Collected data
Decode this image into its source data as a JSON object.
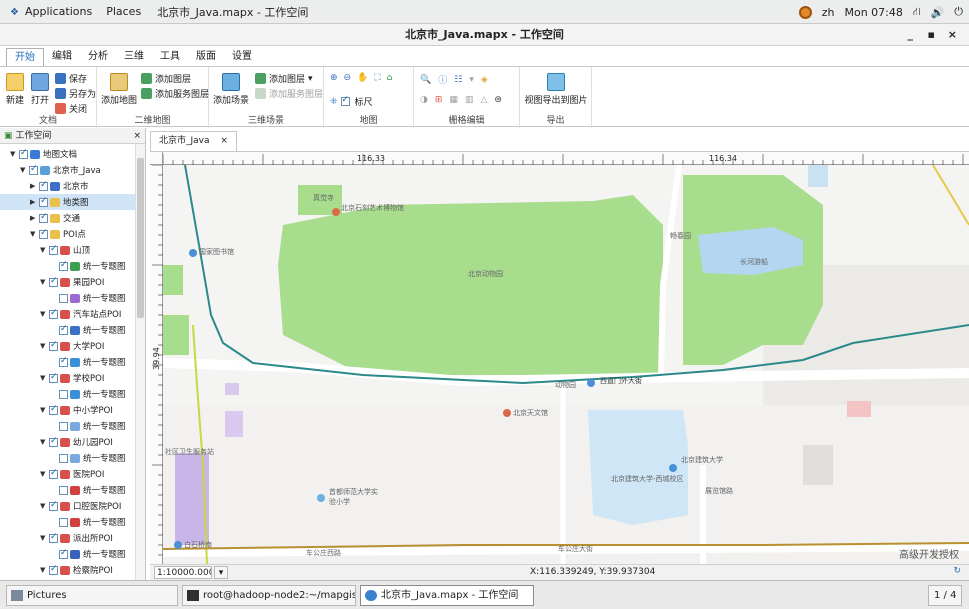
{
  "topbar": {
    "applications": "Applications",
    "places": "Places",
    "window_title": "北京市_Java.mapx - 工作空间",
    "lang": "zh",
    "clock": "Mon 07:48"
  },
  "titlebar": {
    "title": "北京市_Java.mapx - 工作空间",
    "min": "_",
    "max": "▪",
    "close": "×"
  },
  "menu": [
    "开始",
    "编辑",
    "分析",
    "三维",
    "工具",
    "版面",
    "设置"
  ],
  "ribbon": {
    "doc": {
      "new": "新建",
      "open": "打开",
      "save": "保存",
      "save_as": "另存为",
      "close": "关闭",
      "label": "文档"
    },
    "map2d": {
      "add_map": "添加地图",
      "add_layer": "添加图层",
      "add_service_layer": "添加服务图层",
      "label": "二维地图"
    },
    "scene3d": {
      "add_scene": "添加场景",
      "add_layer": "添加图层",
      "add_service_layer": "添加服务图层",
      "label": "三维场景"
    },
    "map": {
      "ruler": "标尺",
      "label": "地图"
    },
    "grid": {
      "label": "栅格编辑"
    },
    "export": {
      "export_image": "视图导出到图片",
      "label": "导出"
    }
  },
  "sidebar": {
    "title": "工作空间",
    "close": "×",
    "tree": [
      {
        "label": "地图文档",
        "depth": 0,
        "arrow": "▼",
        "checked": true,
        "icon": "#3a7bd5"
      },
      {
        "label": "北京市_Java",
        "depth": 1,
        "arrow": "▼",
        "checked": true,
        "icon": "#5aa0d8"
      },
      {
        "label": "北京市",
        "depth": 2,
        "arrow": "▶",
        "checked": true,
        "icon": "#3b6fc9"
      },
      {
        "label": "地类图",
        "depth": 2,
        "arrow": "▶",
        "checked": true,
        "icon": "#e8c04a",
        "selected": true
      },
      {
        "label": "交通",
        "depth": 2,
        "arrow": "▶",
        "checked": true,
        "icon": "#e8c04a"
      },
      {
        "label": "POI点",
        "depth": 2,
        "arrow": "▼",
        "checked": true,
        "icon": "#e8c04a"
      },
      {
        "label": "山顶",
        "depth": 3,
        "arrow": "▼",
        "checked": true,
        "icon": "#d7504a"
      },
      {
        "label": "统一专题图",
        "depth": 4,
        "arrow": "",
        "checked": true,
        "icon": "#3aa050"
      },
      {
        "label": "果园POI",
        "depth": 3,
        "arrow": "▼",
        "checked": true,
        "icon": "#d7504a"
      },
      {
        "label": "统一专题图",
        "depth": 4,
        "arrow": "",
        "checked": false,
        "icon": "#9a6ad0"
      },
      {
        "label": "汽车站点POI",
        "depth": 3,
        "arrow": "▼",
        "checked": true,
        "icon": "#d7504a"
      },
      {
        "label": "统一专题图",
        "depth": 4,
        "arrow": "",
        "checked": true,
        "icon": "#3a70c8"
      },
      {
        "label": "大学POI",
        "depth": 3,
        "arrow": "▼",
        "checked": true,
        "icon": "#d7504a"
      },
      {
        "label": "统一专题图",
        "depth": 4,
        "arrow": "",
        "checked": true,
        "icon": "#3a90d8"
      },
      {
        "label": "学校POI",
        "depth": 3,
        "arrow": "▼",
        "checked": true,
        "icon": "#d7504a"
      },
      {
        "label": "统一专题图",
        "depth": 4,
        "arrow": "",
        "checked": false,
        "icon": "#3a90d8"
      },
      {
        "label": "中小学POI",
        "depth": 3,
        "arrow": "▼",
        "checked": true,
        "icon": "#d7504a"
      },
      {
        "label": "统一专题图",
        "depth": 4,
        "arrow": "",
        "checked": false,
        "icon": "#7aa8e0"
      },
      {
        "label": "幼儿园POI",
        "depth": 3,
        "arrow": "▼",
        "checked": true,
        "icon": "#d7504a"
      },
      {
        "label": "统一专题图",
        "depth": 4,
        "arrow": "",
        "checked": false,
        "icon": "#7aa8e0"
      },
      {
        "label": "医院POI",
        "depth": 3,
        "arrow": "▼",
        "checked": true,
        "icon": "#d7504a"
      },
      {
        "label": "统一专题图",
        "depth": 4,
        "arrow": "",
        "checked": false,
        "icon": "#d04040"
      },
      {
        "label": "口腔医院POI",
        "depth": 3,
        "arrow": "▼",
        "checked": true,
        "icon": "#d7504a"
      },
      {
        "label": "统一专题图",
        "depth": 4,
        "arrow": "",
        "checked": false,
        "icon": "#d04040"
      },
      {
        "label": "派出所POI",
        "depth": 3,
        "arrow": "▼",
        "checked": true,
        "icon": "#d7504a"
      },
      {
        "label": "统一专题图",
        "depth": 4,
        "arrow": "",
        "checked": true,
        "icon": "#3a60c0"
      },
      {
        "label": "检察院POI",
        "depth": 3,
        "arrow": "▼",
        "checked": true,
        "icon": "#d7504a"
      }
    ]
  },
  "doc_tab": {
    "label": "北京市_Java",
    "close": "×"
  },
  "ruler": {
    "x1": "116.33",
    "x2": "116.34",
    "y1": "39.94"
  },
  "map_labels": {
    "museum": "北京石刻艺术博物馆",
    "courtyard": "真觉寺",
    "library": "国家图书馆",
    "zoo": "北京动物园",
    "changchun": "畅春园",
    "lake": "长河游船",
    "zoo_station": "动物园",
    "xizhimenwai": "西直门外大街",
    "planetarium": "北京天文馆",
    "clinic": "社区卫生服务站",
    "bucea": "北京建筑大学",
    "bucea_campus": "北京建筑大学-西城校区",
    "zhanlan": "展览馆路",
    "school": "首都师范大学实验小学",
    "baishiqiao": "白石桥南",
    "chegongzhuang_w": "车公庄西路",
    "chegongzhuang": "车公庄大街",
    "license": "高级开发授权"
  },
  "status": {
    "scale": "1:10000.0000",
    "coords": "X:116.339249, Y:39.937304"
  },
  "taskbar": {
    "t1": "Pictures",
    "t2": "root@hadoop-node2:~/mapgis10/pr...",
    "t3": "北京市_Java.mapx - 工作空间",
    "pager": "1 / 4"
  },
  "colors": {
    "accent": "#2a6ebb",
    "park": "#a8dd8e",
    "water": "#b4d6f0",
    "road_main": "#2a8a8a",
    "road_ring": "#c9b24a",
    "road_south": "#b89030"
  }
}
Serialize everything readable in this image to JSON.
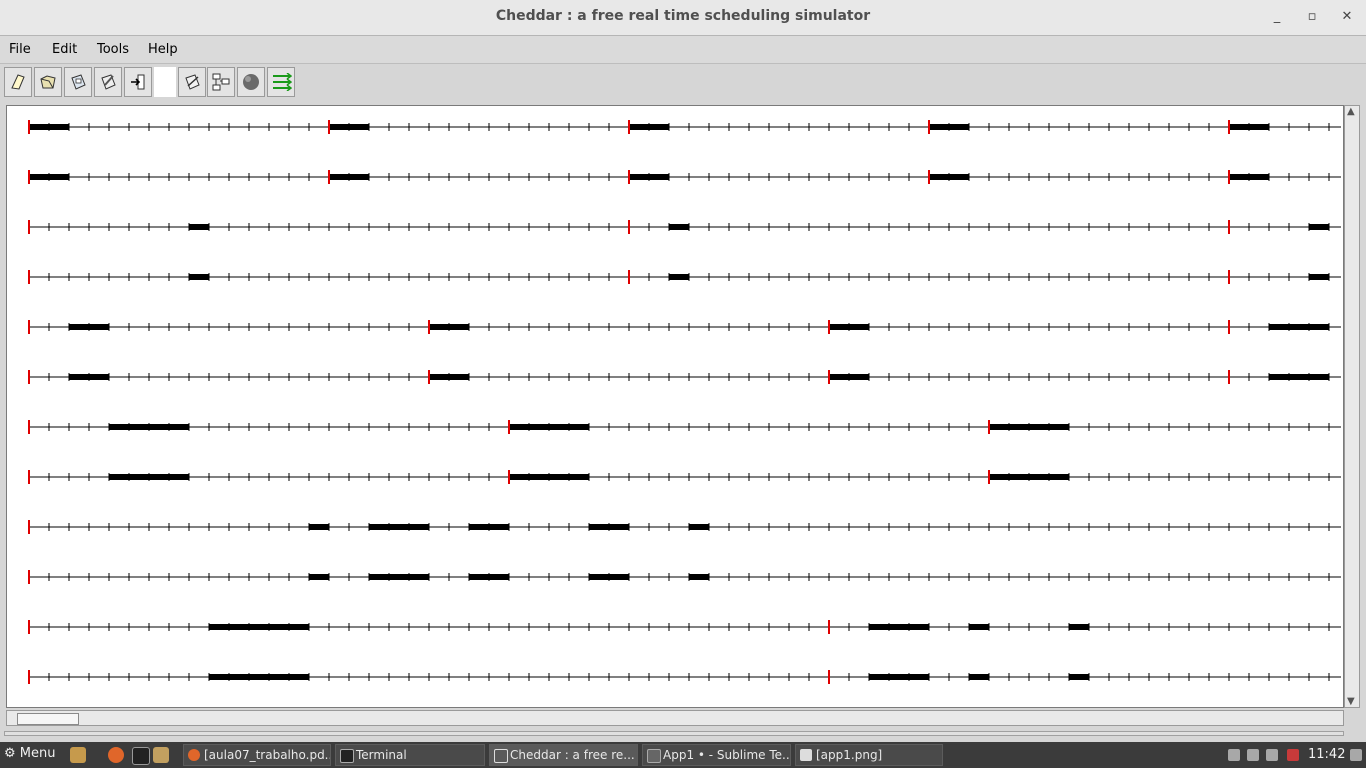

#### Work to do:
The data above should be repeated exactly, minus any pictures.

#### Complete output:
Decode this image into its source data as a JSON object.
{
  "topbar": {
    "applications": "Applications",
    "places": "Places",
    "window_title": "北京市_Java.mapx - 工作空间",
    "lang": "zh",
    "clock": "Mon 07:48"
  },
  "titlebar": {
    "title": "北京市_Java.mapx - 工作空间",
    "min": "_",
    "max": "▪",
    "close": "×"
  },
  "menu": [
    "开始",
    "编辑",
    "分析",
    "三维",
    "工具",
    "版面",
    "设置"
  ],
  "ribbon": {
    "doc": {
      "new": "新建",
      "open": "打开",
      "save": "保存",
      "save_as": "另存为",
      "close": "关闭",
      "label": "文档"
    },
    "map2d": {
      "add_map": "添加地图",
      "add_layer": "添加图层",
      "add_service_layer": "添加服务图层",
      "label": "二维地图"
    },
    "scene3d": {
      "add_scene": "添加场景",
      "add_layer": "添加图层",
      "add_service_layer": "添加服务图层",
      "label": "三维场景"
    },
    "map": {
      "ruler": "标尺",
      "label": "地图"
    },
    "grid": {
      "label": "栅格编辑"
    },
    "export": {
      "export_image": "视图导出到图片",
      "label": "导出"
    }
  },
  "sidebar": {
    "title": "工作空间",
    "close": "×",
    "tree": [
      {
        "label": "地图文档",
        "depth": 0,
        "arrow": "▼",
        "checked": true,
        "icon": "#3a7bd5"
      },
      {
        "label": "北京市_Java",
        "depth": 1,
        "arrow": "▼",
        "checked": true,
        "icon": "#5aa0d8"
      },
      {
        "label": "北京市",
        "depth": 2,
        "arrow": "▶",
        "checked": true,
        "icon": "#3b6fc9"
      },
      {
        "label": "地类图",
        "depth": 2,
        "arrow": "▶",
        "checked": true,
        "icon": "#e8c04a",
        "selected": true
      },
      {
        "label": "交通",
        "depth": 2,
        "arrow": "▶",
        "checked": true,
        "icon": "#e8c04a"
      },
      {
        "label": "POI点",
        "depth": 2,
        "arrow": "▼",
        "checked": true,
        "icon": "#e8c04a"
      },
      {
        "label": "山顶",
        "depth": 3,
        "arrow": "▼",
        "checked": true,
        "icon": "#d7504a"
      },
      {
        "label": "统一专题图",
        "depth": 4,
        "arrow": "",
        "checked": true,
        "icon": "#3aa050"
      },
      {
        "label": "果园POI",
        "depth": 3,
        "arrow": "▼",
        "checked": true,
        "icon": "#d7504a"
      },
      {
        "label": "统一专题图",
        "depth": 4,
        "arrow": "",
        "checked": false,
        "icon": "#9a6ad0"
      },
      {
        "label": "汽车站点POI",
        "depth": 3,
        "arrow": "▼",
        "checked": true,
        "icon": "#d7504a"
      },
      {
        "label": "统一专题图",
        "depth": 4,
        "arrow": "",
        "checked": true,
        "icon": "#3a70c8"
      },
      {
        "label": "大学POI",
        "depth": 3,
        "arrow": "▼",
        "checked": true,
        "icon": "#d7504a"
      },
      {
        "label": "统一专题图",
        "depth": 4,
        "arrow": "",
        "checked": true,
        "icon": "#3a90d8"
      },
      {
        "label": "学校POI",
        "depth": 3,
        "arrow": "▼",
        "checked": true,
        "icon": "#d7504a"
      },
      {
        "label": "统一专题图",
        "depth": 4,
        "arrow": "",
        "checked": false,
        "icon": "#3a90d8"
      },
      {
        "label": "中小学POI",
        "depth": 3,
        "arrow": "▼",
        "checked": true,
        "icon": "#d7504a"
      },
      {
        "label": "统一专题图",
        "depth": 4,
        "arrow": "",
        "checked": false,
        "icon": "#7aa8e0"
      },
      {
        "label": "幼儿园POI",
        "depth": 3,
        "arrow": "▼",
        "checked": true,
        "icon": "#d7504a"
      },
      {
        "label": "统一专题图",
        "depth": 4,
        "arrow": "",
        "checked": false,
        "icon": "#7aa8e0"
      },
      {
        "label": "医院POI",
        "depth": 3,
        "arrow": "▼",
        "checked": true,
        "icon": "#d7504a"
      },
      {
        "label": "统一专题图",
        "depth": 4,
        "arrow": "",
        "checked": false,
        "icon": "#d04040"
      },
      {
        "label": "口腔医院POI",
        "depth": 3,
        "arrow": "▼",
        "checked": true,
        "icon": "#d7504a"
      },
      {
        "label": "统一专题图",
        "depth": 4,
        "arrow": "",
        "checked": false,
        "icon": "#d04040"
      },
      {
        "label": "派出所POI",
        "depth": 3,
        "arrow": "▼",
        "checked": true,
        "icon": "#d7504a"
      },
      {
        "label": "统一专题图",
        "depth": 4,
        "arrow": "",
        "checked": true,
        "icon": "#3a60c0"
      },
      {
        "label": "检察院POI",
        "depth": 3,
        "arrow": "▼",
        "checked": true,
        "icon": "#d7504a"
      }
    ]
  },
  "doc_tab": {
    "label": "北京市_Java",
    "close": "×"
  },
  "ruler": {
    "x1": "116.33",
    "x2": "116.34",
    "y1": "39.94"
  },
  "map_labels": {
    "museum": "北京石刻艺术博物馆",
    "courtyard": "真觉寺",
    "library": "国家图书馆",
    "zoo": "北京动物园",
    "changchun": "畅春园",
    "lake": "长河游船",
    "zoo_station": "动物园",
    "xizhimenwai": "西直门外大街",
    "planetarium": "北京天文馆",
    "clinic": "社区卫生服务站",
    "bucea": "北京建筑大学",
    "bucea_campus": "北京建筑大学-西城校区",
    "zhanlan": "展览馆路",
    "school": "首都师范大学实验小学",
    "baishiqiao": "白石桥南",
    "chegongzhuang_w": "车公庄西路",
    "chegongzhuang": "车公庄大街",
    "license": "高级开发授权"
  },
  "status": {
    "scale": "1:10000.0000",
    "coords": "X:116.339249, Y:39.937304"
  },
  "taskbar": {
    "t1": "Pictures",
    "t2": "root@hadoop-node2:~/mapgis10/pr...",
    "t3": "北京市_Java.mapx - 工作空间",
    "pager": "1 / 4"
  },
  "colors": {
    "accent": "#2a6ebb",
    "park": "#a8dd8e",
    "water": "#b4d6f0",
    "road_main": "#2a8a8a",
    "road_ring": "#c9b24a",
    "road_south": "#b89030"
  }
}
Serialize everything readable in this image to JSON.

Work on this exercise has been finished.